Task directions: Quote the whole listing exactly. Leave the pictures out of your copy.

[Rows from a figure dataset]
____________________

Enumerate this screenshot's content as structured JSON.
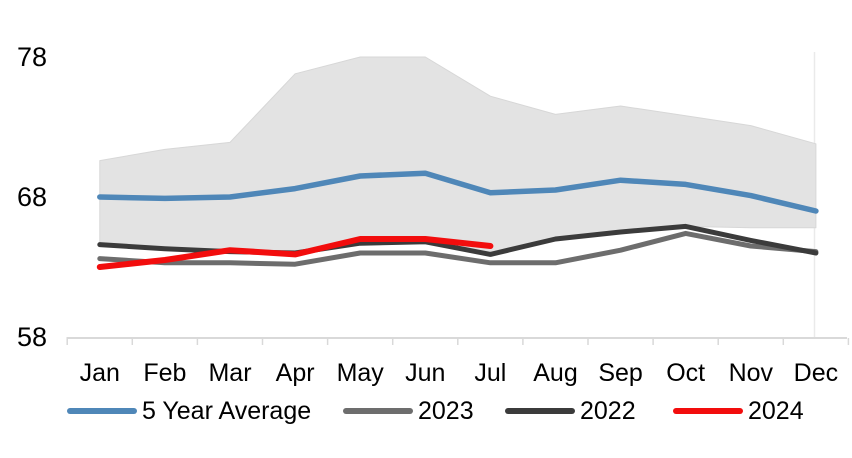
{
  "chart_data": {
    "type": "line",
    "title": "",
    "categories": [
      "Jan",
      "Feb",
      "Mar",
      "Apr",
      "May",
      "Jun",
      "Jul",
      "Aug",
      "Sep",
      "Oct",
      "Nov",
      "Dec"
    ],
    "y_axis": {
      "ticks": [
        78,
        68,
        58
      ],
      "min": 58,
      "max": 78
    },
    "axis_color": "#d9d9d9",
    "grid": "off",
    "legend_position": "bottom",
    "band": {
      "fill": "#e3e3e3",
      "edge": "#d7d7d7",
      "max": [
        70.6,
        71.4,
        71.9,
        76.8,
        78.0,
        78.0,
        75.2,
        73.9,
        74.5,
        73.8,
        73.1,
        71.8
      ],
      "min": [
        64.5,
        64.2,
        64.0,
        63.9,
        64.9,
        65.0,
        63.9,
        65.0,
        65.5,
        65.9,
        65.8,
        65.8
      ]
    },
    "series": [
      {
        "name": "5 Year Average",
        "color": "#4f87b8",
        "values": [
          68.0,
          67.9,
          68.0,
          68.6,
          69.5,
          69.7,
          68.3,
          68.5,
          69.2,
          68.9,
          68.1,
          67.0
        ]
      },
      {
        "name": "2023",
        "color": "#6d6d6d",
        "values": [
          63.6,
          63.3,
          63.3,
          63.2,
          64.0,
          64.0,
          63.3,
          63.3,
          64.2,
          65.4,
          64.5,
          64.1
        ]
      },
      {
        "name": "2022",
        "color": "#3b3b3b",
        "values": [
          64.6,
          64.3,
          64.1,
          64.0,
          64.7,
          64.8,
          63.9,
          65.0,
          65.5,
          65.9,
          64.9,
          64.0
        ]
      },
      {
        "name": "2024",
        "color": "#f20d0d",
        "values": [
          63.0,
          63.5,
          64.2,
          63.9,
          65.0,
          65.0,
          64.5,
          null,
          null,
          null,
          null,
          null
        ]
      }
    ],
    "legend": [
      {
        "label": "5 Year Average",
        "color": "#4f87b8"
      },
      {
        "label": "2023",
        "color": "#6d6d6d"
      },
      {
        "label": "2022",
        "color": "#3b3b3b"
      },
      {
        "label": "2024",
        "color": "#f20d0d"
      }
    ]
  }
}
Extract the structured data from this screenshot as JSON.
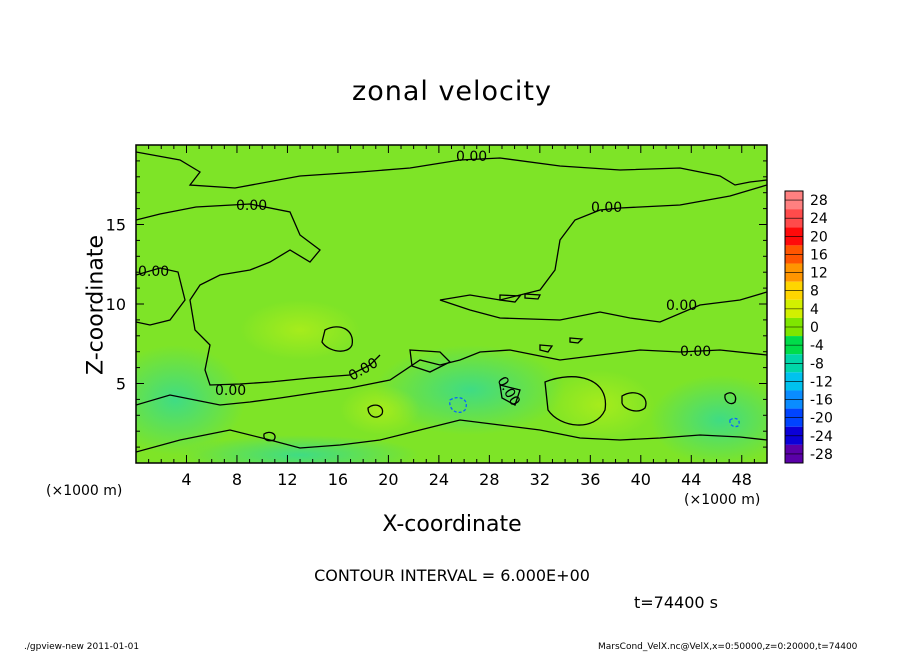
{
  "chart_data": {
    "type": "heatmap",
    "title": "zonal velocity",
    "xlabel": "X-coordinate",
    "ylabel": "Z-coordinate",
    "x_unit": "(×1000 m)",
    "xlim": [
      0,
      50
    ],
    "ylim": [
      0,
      20
    ],
    "x_ticks": [
      4,
      8,
      12,
      16,
      20,
      24,
      28,
      32,
      36,
      40,
      44,
      48
    ],
    "y_ticks": [
      5,
      10,
      15
    ],
    "colorbar": {
      "levels": [
        28,
        24,
        20,
        16,
        12,
        8,
        4,
        0,
        -4,
        -8,
        -12,
        -16,
        -20,
        -24,
        -28
      ],
      "colors": [
        "#ff8080",
        "#ff4b4b",
        "#ff0a0a",
        "#ff5500",
        "#ff9500",
        "#ffd500",
        "#d2f000",
        "#7fe600",
        "#00dc4a",
        "#00d6a8",
        "#00c2ee",
        "#0a8cff",
        "#0044ff",
        "#0b00d8",
        "#5a00a8"
      ]
    },
    "contour_labels": [
      "0.00",
      "0.00",
      "0.00",
      "0.00",
      "0.00",
      "0.00",
      "0.00",
      "0.00",
      "0.00"
    ],
    "contour_interval": "CONTOUR INTERVAL = 6.000E+00",
    "time": "t=74400 s",
    "footer_left": "./gpview-new  2011-01-01",
    "footer_right": "MarsCond_VelX.nc@VelX,x=0:50000,z=0:20000,t=74400"
  }
}
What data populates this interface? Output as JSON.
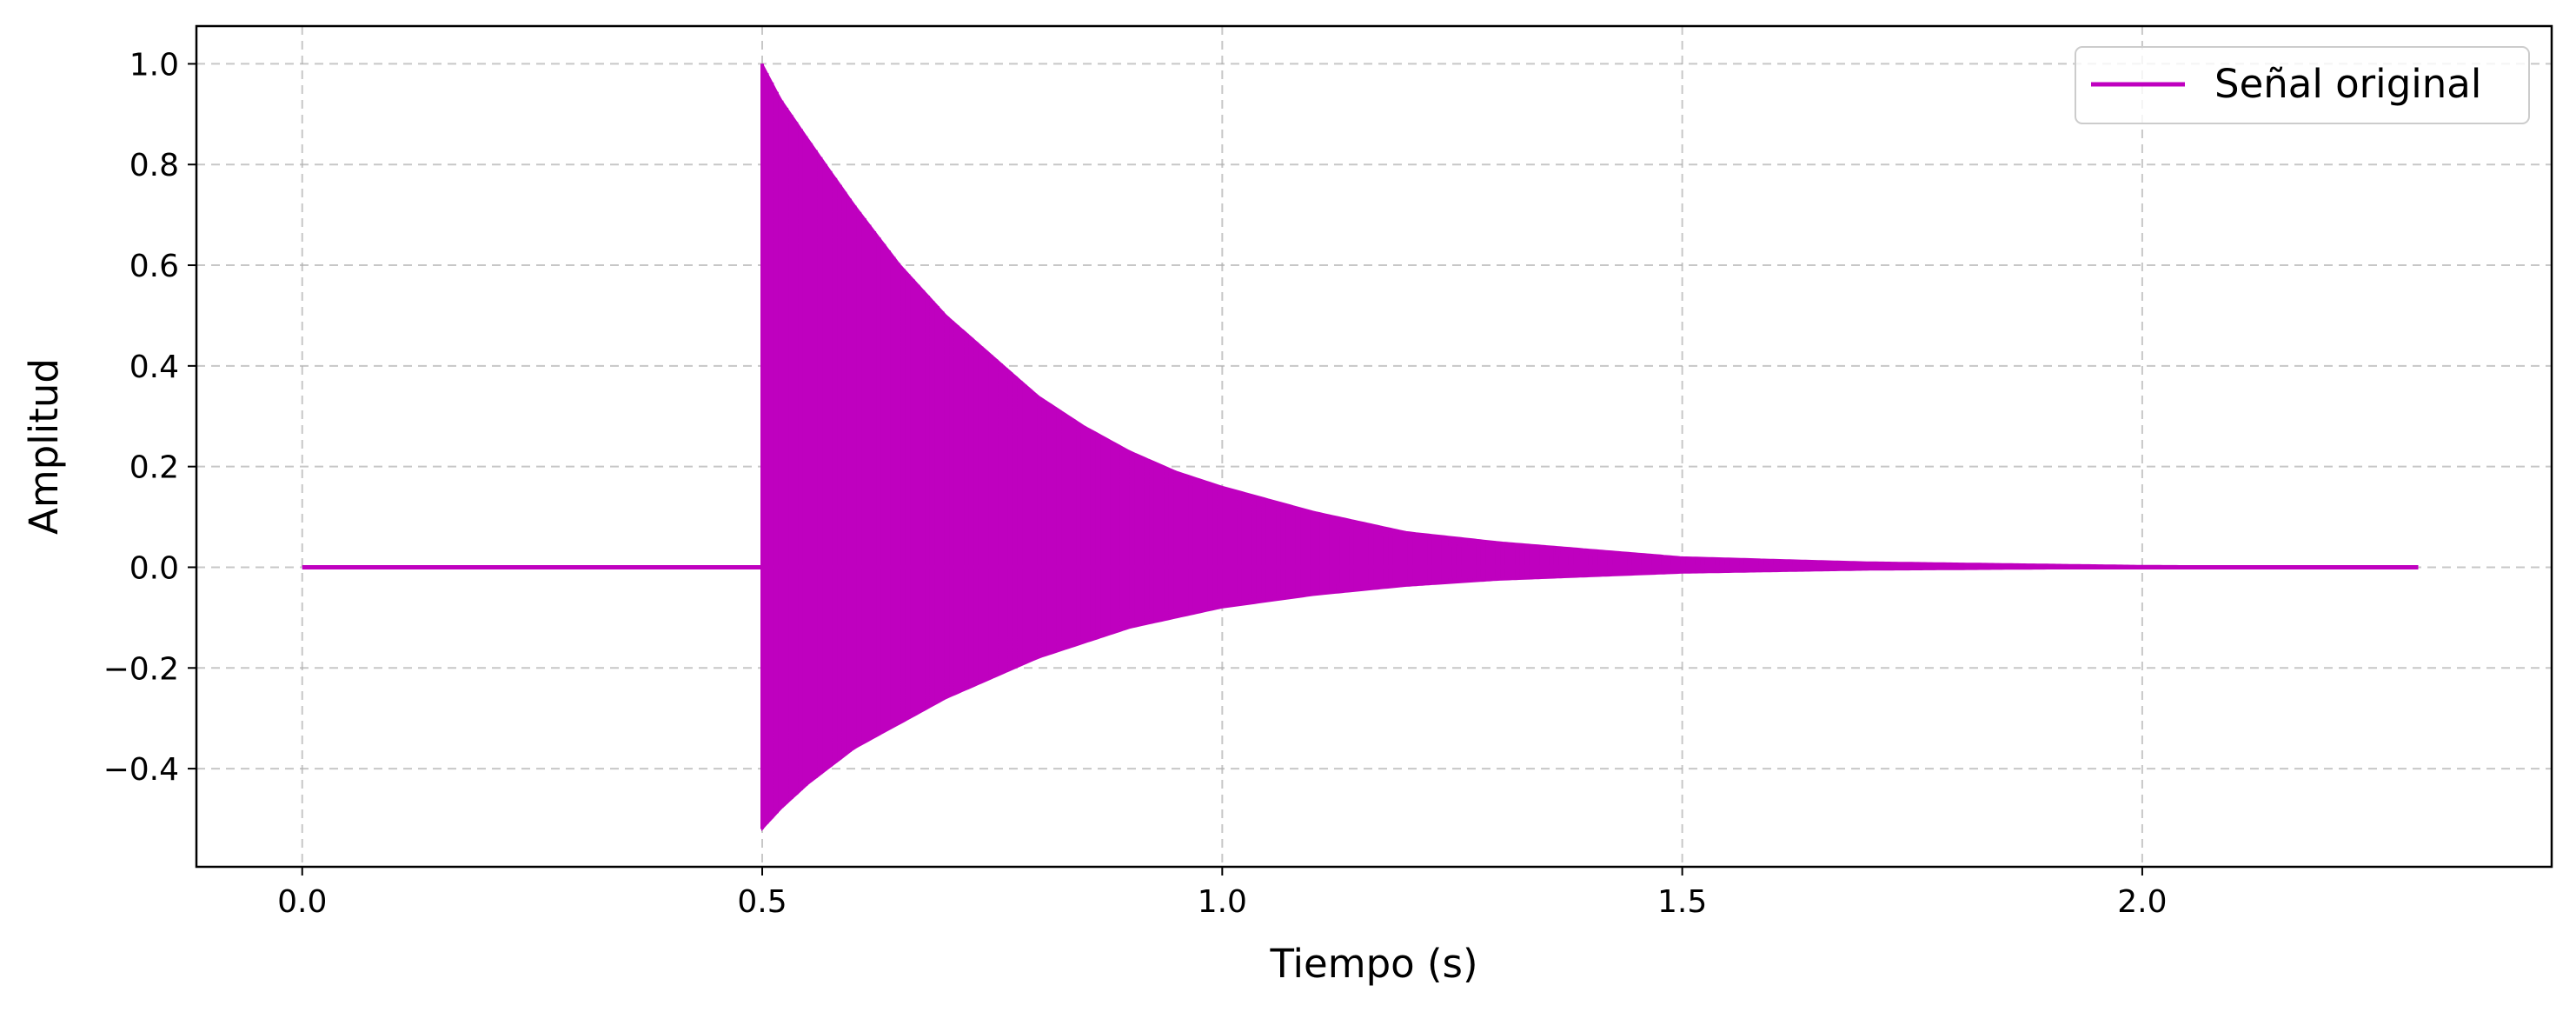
{
  "chart_data": {
    "type": "line",
    "xlabel": "Tiempo (s)",
    "ylabel": "Amplitud",
    "xlim": [
      -0.115,
      2.445
    ],
    "ylim": [
      -0.595,
      1.075
    ],
    "xticks": [
      0.0,
      0.5,
      1.0,
      1.5,
      2.0
    ],
    "xtick_labels": [
      "0.0",
      "0.5",
      "1.0",
      "1.5",
      "2.0"
    ],
    "yticks": [
      1.0,
      0.8,
      0.6,
      0.4,
      0.2,
      0.0,
      -0.2,
      -0.4
    ],
    "ytick_labels": [
      "1.0",
      "0.8",
      "0.6",
      "0.4",
      "0.2",
      "0.0",
      "−0.2",
      "−0.4"
    ],
    "grid": true,
    "grid_style": "dashed",
    "legend_position": "top-right",
    "series": [
      {
        "name": "Señal original",
        "color": "#bf00bf",
        "signal": {
          "x_start": 0.0,
          "x_end": 2.3,
          "onset": 0.5,
          "envelope_time": [
            0.5,
            0.52,
            0.55,
            0.6,
            0.65,
            0.7,
            0.75,
            0.8,
            0.85,
            0.9,
            0.95,
            1.0,
            1.1,
            1.2,
            1.3,
            1.5,
            1.7,
            2.0,
            2.3
          ],
          "positive_peak": [
            1.0,
            0.93,
            0.85,
            0.72,
            0.6,
            0.5,
            0.42,
            0.34,
            0.28,
            0.23,
            0.19,
            0.16,
            0.11,
            0.07,
            0.05,
            0.02,
            0.01,
            0.003,
            0.0
          ],
          "negative_peak": [
            -0.52,
            -0.48,
            -0.43,
            -0.36,
            -0.31,
            -0.26,
            -0.22,
            -0.18,
            -0.15,
            -0.12,
            -0.1,
            -0.08,
            -0.055,
            -0.037,
            -0.025,
            -0.011,
            -0.005,
            -0.0015,
            0.0
          ]
        }
      }
    ]
  }
}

____________________

Right answer:
Enumerate this screenshot's content as structured JSON.
{
  "chart_data": {
    "type": "line",
    "title": "",
    "categories": [
      "Jan",
      "Feb",
      "Mar",
      "Apr",
      "May",
      "Jun",
      "Jul",
      "Aug",
      "Sep",
      "Oct",
      "Nov",
      "Dec"
    ],
    "y_axis": {
      "ticks": [
        78,
        68,
        58
      ],
      "min": 58,
      "max": 78
    },
    "axis_color": "#d9d9d9",
    "grid": "off",
    "legend_position": "bottom",
    "band": {
      "fill": "#e3e3e3",
      "edge": "#d7d7d7",
      "max": [
        70.6,
        71.4,
        71.9,
        76.8,
        78.0,
        78.0,
        75.2,
        73.9,
        74.5,
        73.8,
        73.1,
        71.8
      ],
      "min": [
        64.5,
        64.2,
        64.0,
        63.9,
        64.9,
        65.0,
        63.9,
        65.0,
        65.5,
        65.9,
        65.8,
        65.8
      ]
    },
    "series": [
      {
        "name": "5 Year Average",
        "color": "#4f87b8",
        "values": [
          68.0,
          67.9,
          68.0,
          68.6,
          69.5,
          69.7,
          68.3,
          68.5,
          69.2,
          68.9,
          68.1,
          67.0
        ]
      },
      {
        "name": "2023",
        "color": "#6d6d6d",
        "values": [
          63.6,
          63.3,
          63.3,
          63.2,
          64.0,
          64.0,
          63.3,
          63.3,
          64.2,
          65.4,
          64.5,
          64.1
        ]
      },
      {
        "name": "2022",
        "color": "#3b3b3b",
        "values": [
          64.6,
          64.3,
          64.1,
          64.0,
          64.7,
          64.8,
          63.9,
          65.0,
          65.5,
          65.9,
          64.9,
          64.0
        ]
      },
      {
        "name": "2024",
        "color": "#f20d0d",
        "values": [
          63.0,
          63.5,
          64.2,
          63.9,
          65.0,
          65.0,
          64.5,
          null,
          null,
          null,
          null,
          null
        ]
      }
    ],
    "legend": [
      {
        "label": "5 Year Average",
        "color": "#4f87b8"
      },
      {
        "label": "2023",
        "color": "#6d6d6d"
      },
      {
        "label": "2022",
        "color": "#3b3b3b"
      },
      {
        "label": "2024",
        "color": "#f20d0d"
      }
    ]
  }
}
Extract the structured data from this screenshot as JSON.
{
  "chart_data": {
    "type": "heatmap",
    "title": "zonal velocity",
    "xlabel": "X-coordinate",
    "ylabel": "Z-coordinate",
    "x_unit": "(×1000 m)",
    "xlim": [
      0,
      50
    ],
    "ylim": [
      0,
      20
    ],
    "x_ticks": [
      4,
      8,
      12,
      16,
      20,
      24,
      28,
      32,
      36,
      40,
      44,
      48
    ],
    "y_ticks": [
      5,
      10,
      15
    ],
    "colorbar": {
      "levels": [
        28,
        24,
        20,
        16,
        12,
        8,
        4,
        0,
        -4,
        -8,
        -12,
        -16,
        -20,
        -24,
        -28
      ],
      "colors": [
        "#ff8080",
        "#ff4b4b",
        "#ff0a0a",
        "#ff5500",
        "#ff9500",
        "#ffd500",
        "#d2f000",
        "#7fe600",
        "#00dc4a",
        "#00d6a8",
        "#00c2ee",
        "#0a8cff",
        "#0044ff",
        "#0b00d8",
        "#5a00a8"
      ]
    },
    "contour_labels": [
      "0.00",
      "0.00",
      "0.00",
      "0.00",
      "0.00",
      "0.00",
      "0.00",
      "0.00",
      "0.00"
    ],
    "contour_interval": "CONTOUR INTERVAL = 6.000E+00",
    "time": "t=74400 s",
    "footer_left": "./gpview-new  2011-01-01",
    "footer_right": "MarsCond_VelX.nc@VelX,x=0:50000,z=0:20000,t=74400"
  }
}
What data populates this interface? Output as JSON.
{
  "chart_data": {
    "type": "line",
    "xlabel": "Tiempo (s)",
    "ylabel": "Amplitud",
    "xlim": [
      -0.115,
      2.445
    ],
    "ylim": [
      -0.595,
      1.075
    ],
    "xticks": [
      0.0,
      0.5,
      1.0,
      1.5,
      2.0
    ],
    "xtick_labels": [
      "0.0",
      "0.5",
      "1.0",
      "1.5",
      "2.0"
    ],
    "yticks": [
      1.0,
      0.8,
      0.6,
      0.4,
      0.2,
      0.0,
      -0.2,
      -0.4
    ],
    "ytick_labels": [
      "1.0",
      "0.8",
      "0.6",
      "0.4",
      "0.2",
      "0.0",
      "−0.2",
      "−0.4"
    ],
    "grid": true,
    "grid_style": "dashed",
    "legend_position": "top-right",
    "series": [
      {
        "name": "Señal original",
        "color": "#bf00bf",
        "signal": {
          "x_start": 0.0,
          "x_end": 2.3,
          "onset": 0.5,
          "envelope_time": [
            0.5,
            0.52,
            0.55,
            0.6,
            0.65,
            0.7,
            0.75,
            0.8,
            0.85,
            0.9,
            0.95,
            1.0,
            1.1,
            1.2,
            1.3,
            1.5,
            1.7,
            2.0,
            2.3
          ],
          "positive_peak": [
            1.0,
            0.93,
            0.85,
            0.72,
            0.6,
            0.5,
            0.42,
            0.34,
            0.28,
            0.23,
            0.19,
            0.16,
            0.11,
            0.07,
            0.05,
            0.02,
            0.01,
            0.003,
            0.0
          ],
          "negative_peak": [
            -0.52,
            -0.48,
            -0.43,
            -0.36,
            -0.31,
            -0.26,
            -0.22,
            -0.18,
            -0.15,
            -0.12,
            -0.1,
            -0.08,
            -0.055,
            -0.037,
            -0.025,
            -0.011,
            -0.005,
            -0.0015,
            0.0
          ]
        }
      }
    ]
  }
}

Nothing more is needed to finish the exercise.